### [Exercise objective]
In the listing that follows, count each line containing the string "nsensitivity" and report only the count.

### [Records shown]
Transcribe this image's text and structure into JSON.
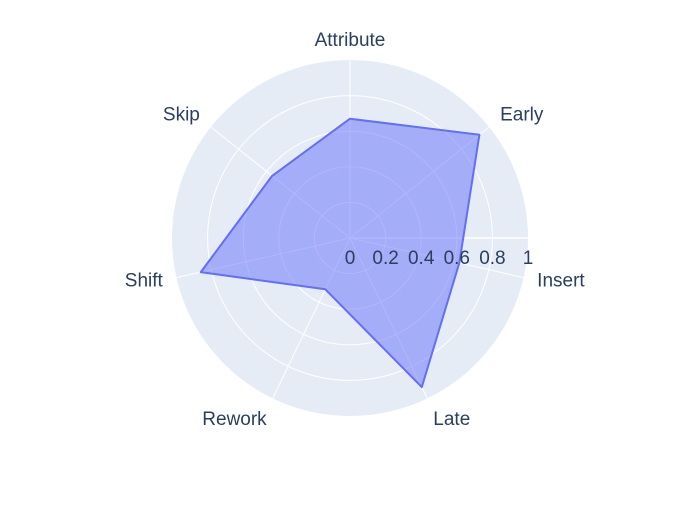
{
  "chart_data": {
    "type": "radar",
    "categories": [
      "Attribute",
      "Early",
      "Insert",
      "Late",
      "Rework",
      "Shift",
      "Skip"
    ],
    "values": [
      0.67,
      0.93,
      0.63,
      0.93,
      0.32,
      0.86,
      0.56
    ],
    "radial_range": [
      0,
      1
    ],
    "radial_ticks": [
      "0",
      "0.2",
      "0.4",
      "0.6",
      "0.8",
      "1"
    ],
    "grid": true,
    "colors": {
      "background": "#e5ecf6",
      "grid": "#ffffff",
      "fill": "#636efa",
      "line": "#636efa",
      "text": "#2a3f5f"
    }
  }
}
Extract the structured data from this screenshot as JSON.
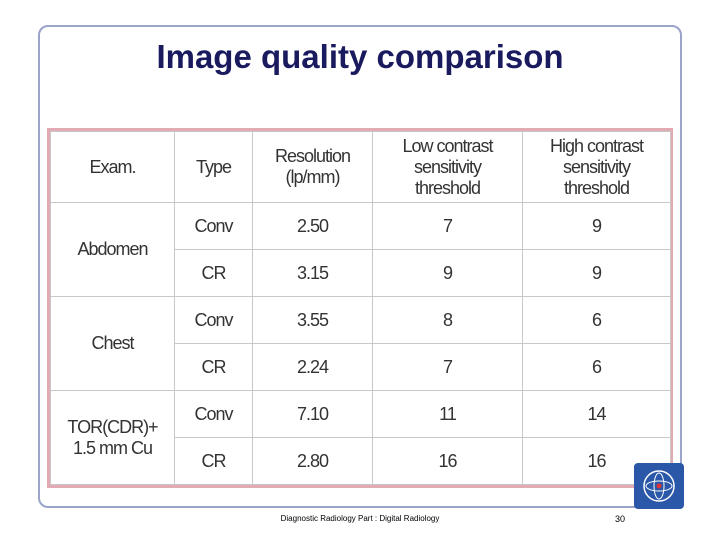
{
  "slide": {
    "title": "Image quality comparison",
    "footer": "Diagnostic Radiology Part : Digital Radiology",
    "page_number": "30"
  },
  "table": {
    "header": [
      "Exam.",
      "Type",
      "Resolution\n(lp/mm)",
      "Low contrast\nsensitivity\nthreshold",
      "High contrast\nsensitivity\nthreshold"
    ],
    "groups": [
      {
        "exam": "Abdomen",
        "rows": [
          [
            "Conv",
            "2.50",
            "7",
            "9"
          ],
          [
            "CR",
            "3.15",
            "9",
            "9"
          ]
        ]
      },
      {
        "exam": "Chest",
        "rows": [
          [
            "Conv",
            "3.55",
            "8",
            "6"
          ],
          [
            "CR",
            "2.24",
            "7",
            "6"
          ]
        ]
      },
      {
        "exam": "TOR(CDR)+\n1.5 mm Cu",
        "rows": [
          [
            "Conv",
            "7.10",
            "11",
            "14"
          ],
          [
            "CR",
            "2.80",
            "16",
            "16"
          ]
        ]
      }
    ]
  }
}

### [Output of the exercise]
2